**Your task:**
Reproduce all of the data exactly.

**Exercise materials:**
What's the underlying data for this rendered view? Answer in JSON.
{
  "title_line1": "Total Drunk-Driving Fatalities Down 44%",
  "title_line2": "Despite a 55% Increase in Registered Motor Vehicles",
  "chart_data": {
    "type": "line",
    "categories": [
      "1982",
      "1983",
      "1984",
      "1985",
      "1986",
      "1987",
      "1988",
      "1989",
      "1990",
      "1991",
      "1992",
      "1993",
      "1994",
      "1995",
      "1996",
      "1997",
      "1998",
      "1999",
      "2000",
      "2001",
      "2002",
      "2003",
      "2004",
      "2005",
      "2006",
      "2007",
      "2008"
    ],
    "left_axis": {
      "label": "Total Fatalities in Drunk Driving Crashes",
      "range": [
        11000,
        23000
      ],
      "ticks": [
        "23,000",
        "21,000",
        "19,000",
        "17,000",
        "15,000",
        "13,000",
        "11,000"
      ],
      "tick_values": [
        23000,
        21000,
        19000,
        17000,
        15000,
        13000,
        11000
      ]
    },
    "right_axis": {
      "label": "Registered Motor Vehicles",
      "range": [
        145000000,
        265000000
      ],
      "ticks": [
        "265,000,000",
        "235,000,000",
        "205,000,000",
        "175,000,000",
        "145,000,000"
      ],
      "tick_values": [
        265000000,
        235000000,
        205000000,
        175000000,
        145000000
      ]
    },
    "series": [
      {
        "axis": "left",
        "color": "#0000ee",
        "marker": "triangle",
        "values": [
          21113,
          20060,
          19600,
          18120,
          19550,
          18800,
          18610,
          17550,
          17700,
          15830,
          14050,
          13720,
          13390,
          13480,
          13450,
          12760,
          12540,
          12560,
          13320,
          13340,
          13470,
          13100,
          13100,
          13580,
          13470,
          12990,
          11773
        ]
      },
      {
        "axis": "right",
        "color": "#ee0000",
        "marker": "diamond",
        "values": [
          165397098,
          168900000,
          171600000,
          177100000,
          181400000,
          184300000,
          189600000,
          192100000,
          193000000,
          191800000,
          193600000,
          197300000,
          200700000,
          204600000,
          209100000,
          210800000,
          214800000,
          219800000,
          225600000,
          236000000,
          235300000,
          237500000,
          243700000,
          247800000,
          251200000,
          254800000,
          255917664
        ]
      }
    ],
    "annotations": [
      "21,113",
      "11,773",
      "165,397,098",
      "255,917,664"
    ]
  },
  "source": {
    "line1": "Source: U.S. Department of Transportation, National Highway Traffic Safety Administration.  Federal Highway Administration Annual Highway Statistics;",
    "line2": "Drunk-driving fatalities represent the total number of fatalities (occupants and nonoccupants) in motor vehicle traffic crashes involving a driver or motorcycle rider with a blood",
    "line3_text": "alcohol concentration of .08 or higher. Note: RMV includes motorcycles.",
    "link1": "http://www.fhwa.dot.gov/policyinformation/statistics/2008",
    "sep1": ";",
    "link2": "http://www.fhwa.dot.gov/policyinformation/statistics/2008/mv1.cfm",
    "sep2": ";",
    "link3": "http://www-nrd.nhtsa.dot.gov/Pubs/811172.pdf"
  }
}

**Response to the task:**
What's the underlying data for this rendered view? Answer in JSON.
{
  "title_line1": "Total Drunk-Driving Fatalities Down 44%",
  "title_line2": "Despite a 55% Increase in Registered Motor Vehicles",
  "chart_data": {
    "type": "line",
    "categories": [
      "1982",
      "1983",
      "1984",
      "1985",
      "1986",
      "1987",
      "1988",
      "1989",
      "1990",
      "1991",
      "1992",
      "1993",
      "1994",
      "1995",
      "1996",
      "1997",
      "1998",
      "1999",
      "2000",
      "2001",
      "2002",
      "2003",
      "2004",
      "2005",
      "2006",
      "2007",
      "2008"
    ],
    "left_axis": {
      "label": "Total Fatalities in Drunk Driving Crashes",
      "range": [
        11000,
        23000
      ],
      "ticks": [
        "23,000",
        "21,000",
        "19,000",
        "17,000",
        "15,000",
        "13,000",
        "11,000"
      ],
      "tick_values": [
        23000,
        21000,
        19000,
        17000,
        15000,
        13000,
        11000
      ]
    },
    "right_axis": {
      "label": "Registered Motor Vehicles",
      "range": [
        145000000,
        265000000
      ],
      "ticks": [
        "265,000,000",
        "235,000,000",
        "205,000,000",
        "175,000,000",
        "145,000,000"
      ],
      "tick_values": [
        265000000,
        235000000,
        205000000,
        175000000,
        145000000
      ]
    },
    "series": [
      {
        "axis": "left",
        "color": "#0000ee",
        "marker": "triangle",
        "values": [
          21113,
          20060,
          19600,
          18120,
          19550,
          18800,
          18610,
          17550,
          17700,
          15830,
          14050,
          13720,
          13390,
          13480,
          13450,
          12760,
          12540,
          12560,
          13320,
          13340,
          13470,
          13100,
          13100,
          13580,
          13470,
          12990,
          11773
        ]
      },
      {
        "axis": "right",
        "color": "#ee0000",
        "marker": "diamond",
        "values": [
          165397098,
          168900000,
          171600000,
          177100000,
          181400000,
          184300000,
          189600000,
          192100000,
          193000000,
          191800000,
          193600000,
          197300000,
          200700000,
          204600000,
          209100000,
          210800000,
          214800000,
          219800000,
          225600000,
          236000000,
          235300000,
          237500000,
          243700000,
          247800000,
          251200000,
          254800000,
          255917664
        ]
      }
    ],
    "annotations": [
      "21,113",
      "11,773",
      "165,397,098",
      "255,917,664"
    ]
  },
  "source": {
    "line1": "Source: U.S. Department of Transportation, National Highway Traffic Safety Administration.  Federal Highway Administration Annual Highway Statistics;",
    "line2": "Drunk-driving fatalities represent the total number of fatalities (occupants and nonoccupants) in motor vehicle traffic crashes involving a driver or motorcycle rider with a blood",
    "line3_text": "alcohol concentration of .08 or higher. Note: RMV includes motorcycles.",
    "link1": "http://www.fhwa.dot.gov/policyinformation/statistics/2008",
    "sep1": ";",
    "link2": "http://www.fhwa.dot.gov/policyinformation/statistics/2008/mv1.cfm",
    "sep2": ";",
    "link3": "http://www-nrd.nhtsa.dot.gov/Pubs/811172.pdf"
  }
}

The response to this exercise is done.